= Görev tanımı =
Ünlülerin tepki çeken açıklamalarını eleştiren köşe yazısını kaldığı yerden sürdürür müsün?

= Alıntı metin =
--

Dilan'dan, Şahan'dan, Dilruba'dan adalet dersi dinlemek!

A -
A +

Türkücü İbrahim Tatlıses'in kızı Dilan Çıtak, uçakta kabin memuruyla tartışıp terör estirdi. Sonra havalimanında güvenlik güçleriyle tartıştı. Polis memurunu "Üniformana güvenip öyle hareket etmeyeceksin, bak seni yerler koçum" diye tehdit ettiği görüntüleri ortaya çıkınca büyük tepki topladı. Bir gazete kendisini "Uçaktaki utanmaz" diye afişe etti. Bunun üzerine Dilan Çıtak salya sümük açıklamada bulundu. Millet izahat beklerken "Yaptığımdan asla utanmıyorum. Ben uçağı gasbetmedim, hırsızlık yapmadım, bu ülkeyi dolandırmadım, çocukları tacizde bulunmadım, bir erkek olup bir kadını dövmedim. Pardon yani" dedi. Özür dilemek yerine üste çıktı. Başkalarının işlediği adi suçlar üzerinden suçunu hafifletmeye çalıştı.

 

 

 

    ***

 

 

 

Oyuncu Şahan Gökbakar'ın Marmaris'te sadece denizden ulaşılabilen ormanın koynundaki evi birinci derece SİT alanına inşa edildiği gerekçesiyle mühürlendi. Hakkında çıkan haberler üzerine açıklama yapan Gökbakar şunları söyledi: "Türkiye'de inanılmaz SİT alanları tahrip ediliyor. Cennet koylara villalar yapılıyor. Bu kadar talan varken benim 80 metrekarelik evim bütün problemleri alıp götürüyorsa hemen yıkalım." Şahan, tek 'suçlu' kendisinin olmadığını söylerken ucuz kahramanlık yapmayı da ihmal etmedi. "Evin iskelesi olmasa iki yıl önceki orman yangını kolay kolay kontrol altına alınamazdı" dedi.
   

 

  ***

 

 

 

Sokak röportajında Cumhurbaşkanına ve kendisi gibi düşünmeyenlere hakaret eden Dilruba isimli "dili emcüklü" kadın, günlerce konuşuldu.
Tutuklanıp serbest bırakılan kadını, ana muhalefet partisi lideri protokole oturtup başköşede ağırladı. Nifak tohumları saçıp toplumu geren bu küstahlık numunesi, Fatih Portakal'la mülakatında ne söylese  beğenirsiniz?

--

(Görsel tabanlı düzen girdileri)
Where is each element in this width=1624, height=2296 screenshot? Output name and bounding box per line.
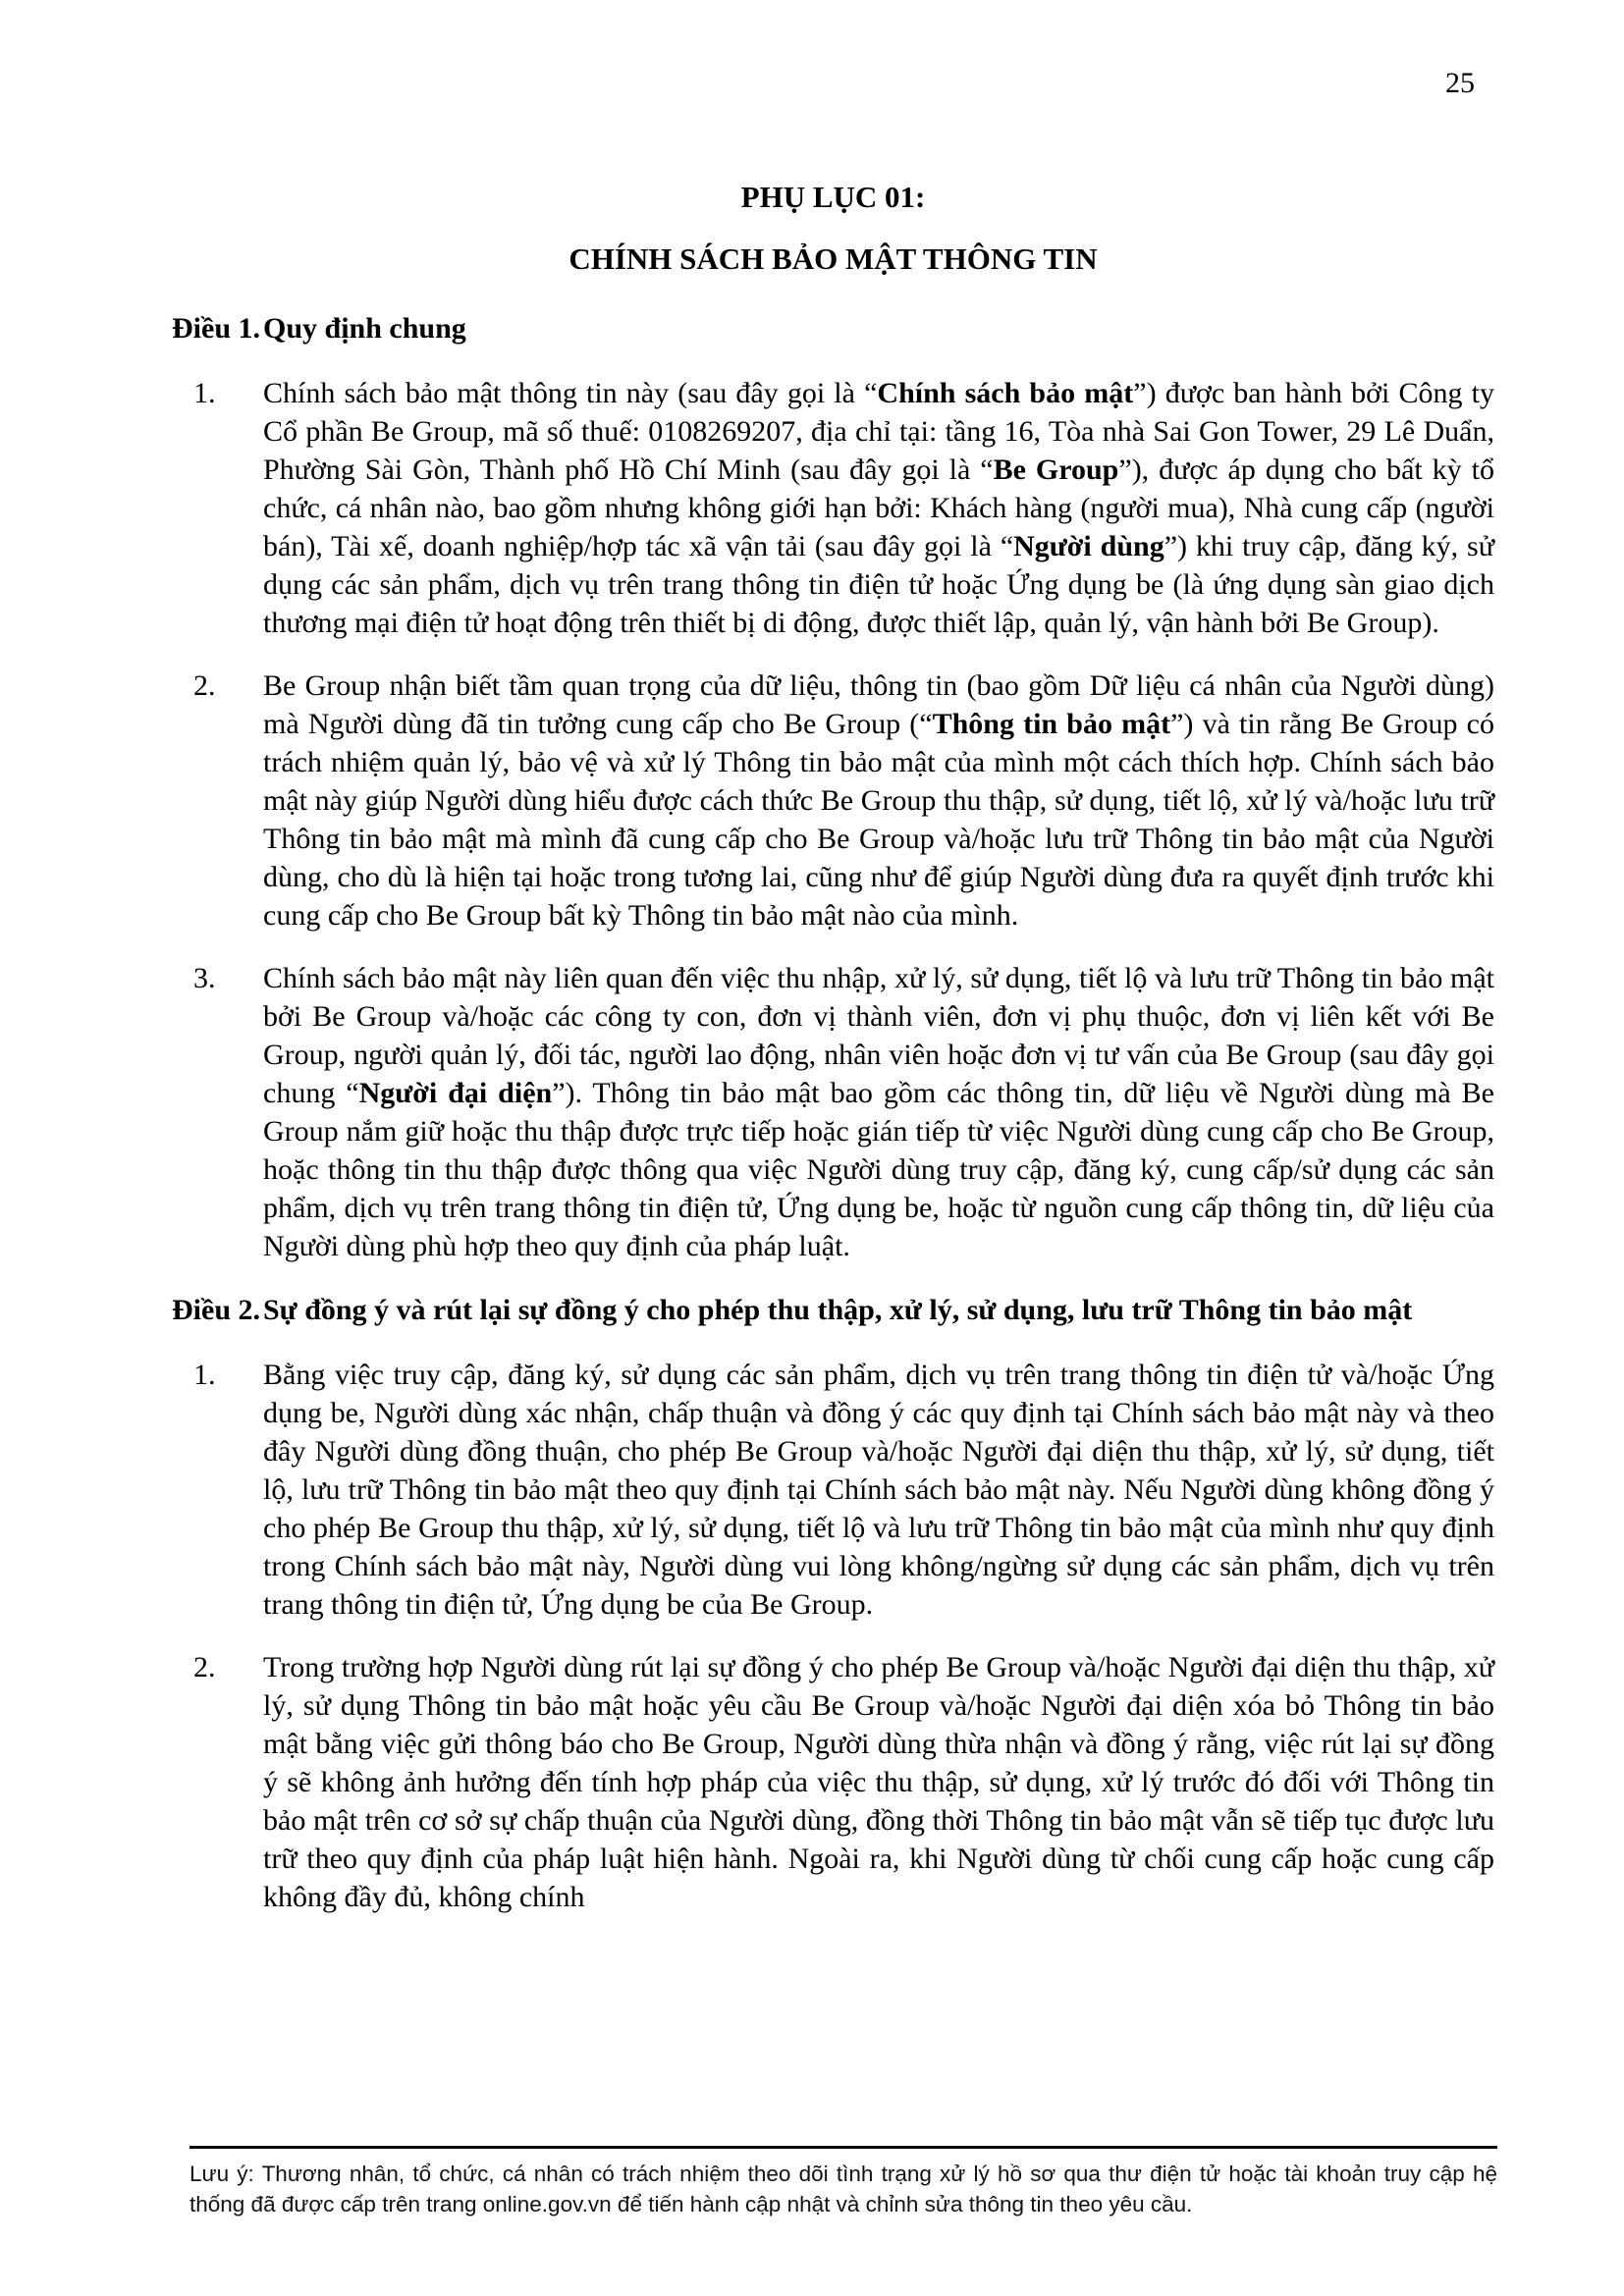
text-segment: ”) và tin rằng Be Group có trách nhiệm quản lý, bảo vệ và xử lý Thông tin bảo mật của mình một cách thích hợp. Chính sách bảo mật này giúp Người dùng hiểu được cách thức Be Group thu thập, sử dụng, tiết lộ, xử lý và/hoặc lưu trữ Thông tin bảo mật mà mình đã cung cấp cho Be Group và/hoặc lưu trữ Thông tin bảo mật của Người dùng, cho dù là hiện tại hoặc trong tương lai, cũng như để giúp Người dùng đưa ra quyết định trước khi cung cấp cho Be Group bất kỳ Thông tin bảo mật nào của mình. xyxy=(263,708,1494,932)
text-segment: ”) khi truy cập, đăng ký, sử dụng các sản phẩm, dịch vụ trên trang thông tin điện tử hoặc Ứng dụng be (là ứng dụng sàn giao dịch thương mại điện tử hoạt động trên thiết bị di động, được thiết lập, quản lý, vận hành bởi Be Group). xyxy=(263,530,1494,639)
list-item xyxy=(172,374,1494,642)
text-segment: Chính sách bảo mật này liên quan đến việc thu nhập, xử lý, sử dụng, tiết lộ và lưu trữ Thông tin bảo mật bởi Be Group và/hoặc các công ty con, đơn vị thành viên, đơn vị phụ thuộc, đơn vị liên kết với Be Group, người quản lý, đối tác, người lao động, nhân viên hoặc đơn vị tư vấn của Be Group (sau đây gọi chung “ xyxy=(263,962,1494,1109)
text-segment: Bằng việc truy cập, đăng ký, sử dụng các sản phẩm, dịch vụ trên trang thông tin điện tử và/hoặc Ứng dụng be, Người dùng xác nhận, chấp thuận và đồng ý các quy định tại Chính sách bảo mật này và theo đây Người dùng đồng thuận, cho phép Be Group và/hoặc Người đại diện thu thập, xử lý, sử dụng, tiết lộ, lưu trữ Thông tin bảo mật theo quy định tại Chính sách bảo mật này. Nếu Người dùng không đồng ý cho phép Be Group thu thập, xử lý, sử dụng, tiết lộ và lưu trữ Thông tin bảo mật của mình như quy định trong Chính sách bảo mật này, Người dùng vui lòng không/ngừng sử dụng các sản phẩm, dịch vụ trên trang thông tin điện tử, Ứng dụng be của Be Group. xyxy=(263,1359,1494,1621)
defined-term: Người đại diện xyxy=(358,1077,553,1109)
item-number: 1. xyxy=(193,377,216,409)
policy-title: CHÍNH SÁCH BẢO MẬT THÔNG TIN xyxy=(568,241,1098,276)
item-number: 2. xyxy=(193,669,216,702)
item-number: 3. xyxy=(193,962,216,994)
footer-note: Lưu ý: Thương nhân, tổ chức, cá nhân có trách nhiệm theo dõi tình trạng xử lý hồ sơ qua thư điện tử hoặc tài khoản truy cập hệ thống đã được cấp trên trang online.gov.vn để tiến hành cập nhật và chỉnh sửa thông tin theo yêu cầu. xyxy=(189,2162,1497,2216)
item-text xyxy=(263,374,1494,642)
item-text xyxy=(263,667,1494,934)
item-number: 2. xyxy=(193,1651,216,1683)
text-segment: Chính sách bảo mật thông tin này (sau đây gọi là “ xyxy=(263,377,878,409)
appendix-title: PHỤ LỤC 01: xyxy=(740,180,926,214)
defined-term: Chính sách bảo mật xyxy=(877,377,1134,409)
text-segment: ”) được ban hành bởi Công ty Cổ phần Be Group, mã số thuế: 0108269207, địa chỉ tại: tầng 16, Tòa nhà Sai Gon Tower, 29 Lê Duẩn, Phường Sài Gòn, Thành phố Hồ Chí Minh (sau đây gọi là “ xyxy=(263,377,1495,486)
defined-term: Thông tin bảo mật xyxy=(932,708,1171,740)
document-body xyxy=(172,308,1494,1916)
page-number: 25 xyxy=(1445,67,1475,99)
page-footer xyxy=(189,2146,1497,2219)
text-segment: Trong trường hợp Người dùng rút lại sự đồng ý cho phép Be Group và/hoặc Người đại diện thu thập, xử lý, sử dụng Thông tin bảo mật hoặc yêu cầu Be Group và/hoặc Người đại diện xóa bỏ Thông tin bảo mật bằng việc gửi thông báo cho Be Group, Người dùng thừa nhận và đồng ý rằng, việc rút lại sự đồng ý sẽ không ảnh hưởng đến tính hợp pháp của việc thu thập, sử dụng, xử lý trước đó đối với Thông tin bảo mật trên cơ sở sự chấp thuận của Người dùng, đồng thời Thông tin bảo mật vẫn sẽ tiếp tục được lưu trữ theo quy định của pháp luật hiện hành. Ngoài ra, khi Người dùng từ chối cung cấp hoặc cung cấp không đầy đủ, không chính xyxy=(263,1651,1494,1913)
list-item xyxy=(172,959,1494,1265)
list-item xyxy=(172,1356,1494,1624)
item-text xyxy=(263,959,1494,1265)
list-item xyxy=(172,667,1494,934)
item-text xyxy=(263,1648,1494,1916)
list-item xyxy=(172,1648,1494,1916)
defined-term: Người dùng xyxy=(1013,530,1164,562)
item-number: 1. xyxy=(193,1359,216,1391)
section-title: Quy định chung xyxy=(263,312,466,345)
text-segment: Be Group nhận biết tầm quan trọng của dữ liệu, thông tin (bao gồm Dữ liệu cá nhân của Người dùng) mà Người dùng đã tin tưởng cung cấp cho Be Group (“ xyxy=(263,669,1494,740)
section-label: Điều 1. xyxy=(172,312,260,345)
text-segment: ”). Thông tin bảo mật bao gồm các thông tin, dữ liệu về Người dùng mà Be Group nắm giữ hoặc thu thập được trực tiếp hoặc gián tiếp từ việc Người dùng cung cấp cho Be Group, hoặc thông tin thu thập được thông qua việc Người dùng truy cập, đăng ký, cung cấp/sử dụng các sản phẩm, dịch vụ trên trang thông tin điện tử, Ứng dụng be, hoặc từ nguồn cung cấp thông tin, dữ liệu của Người dùng phù hợp theo quy định của pháp luật. xyxy=(263,1077,1494,1262)
section-title: Sự đồng ý và rút lại sự đồng ý cho phép thu thập, xử lý, sử dụng, lưu trữ Thông tin bảo mật xyxy=(263,1294,1413,1326)
defined-term: Be Group xyxy=(993,454,1119,486)
title-block xyxy=(172,0,1494,277)
section-label: Điều 2. xyxy=(172,1294,260,1326)
section-heading-1 xyxy=(172,308,1494,348)
item-text xyxy=(263,1356,1494,1624)
text-segment: ”), được áp dụng cho bất kỳ tổ chức, cá nhân nào, bao gồm nhưng không giới hạn bởi: Khách hàng (người mua), Nhà cung cấp (người bán), Tài xế, doanh nghiệp/hợp tác xã vận tải (sau đây gọi là “ xyxy=(263,454,1494,562)
section-heading-2 xyxy=(172,1290,1494,1330)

--

= Beklenen çıktı =
"Sanki ben teröristmişim gibi muamele yaptılar. Narin katledilmiş, gündem ben miyim? Bu halka özür borçlusunuz. Benim satın aldığım diplomalarım yok, arkamı yasladığım dayılarım, amcalarım, babalarım yok, her zaman kendi ayaklarım üstünde durdum. Her konuşmamın altına imzamı atıyorum. Kimseden özür dilemiyorum. Çünkü kimse özrü hak etmiyor. Pişman değilim. İyi ki de protokole oturmuşum" dedi.

 

Çirkinliğini başka sevimsiz fiillerle ve küçük bir çocuğun ölümü üzerinden aklamaya kalkıştı.
 

 

    ***

 

 

 

Dizi oyuncusu Uraz Kaygılaroğlu, bir erkek olduğu hâlde parmaklarına oje sürüp sokağa çıktı. 'Kötü örnek oluyorsun' diye eleştirilince "Kimsenin torpillisi olmadım. Bi dayım eniştem olmadı. Bir gün çalmadım, çırpmadım, vergi kaçırmadım. Bugüne bu tırnaklarımla kazıya kazıya geldim. O yüzden onları ne şekilde, ne renkte kullanacağıma ben karar vereceğim" dedi. Kültürümüze uymadığı için yadırganan durumu nahoş davranışlarla normalleştirmeye çalıştı.
Zamanında "genelev kraliçesi!" Manukyan da bir gazete röportajında "Çalmıyorum, çırpmıyorum, sattığım kadınların vergisini son kuruşuna kadar ödüyorum. Demek ki namuslu vatandaşım" diye açıklama yapmıştı.

 

   

 

 

 

  ***

 

CHP'nin eski lideri Kılıçdaroğlu, cumhurbaşkanı adayı olduğunu açıklarken "Ben hiçbir zaman çalmadım, çırpmadım. Devletin ve milletin beş kuruşunda gözü olanın gözünü çıkaracağım" demişti.
Velev ki öyle... Çaldırdı ama Kemal Bey! Adamları Menemen'i yerken, Ataşehir'i, Maltepe'yi, Yalova'yı hüpletirlerken, İstanbul'da balyalardan kuleler yapılırken  izledi. Suça ortak oldu.
  

 

   ***

 

 

 

Başkalarının yaptığı fenalıklar üzerinden kendini temize çıkarma çabası sokaktaki vatandaşın da ekrandaki ünlünün de siyasetçinin de ortak tavrı oldu. Oysa kişi kendisinden mesul.
 

 

    ***

 

 

 

Asal araştırma şirketi anket yayınladı. Halka "Sizce Türkiye'de adalet var mı, yok mu?" diye sorulmuş. Katılımcıların yüzde 74'ü, yani dört kişiden üçü 'adalet yok' demiş. Var olduğunu söyleyenlerin oranı sadece yüzde 18,5'te kalmış.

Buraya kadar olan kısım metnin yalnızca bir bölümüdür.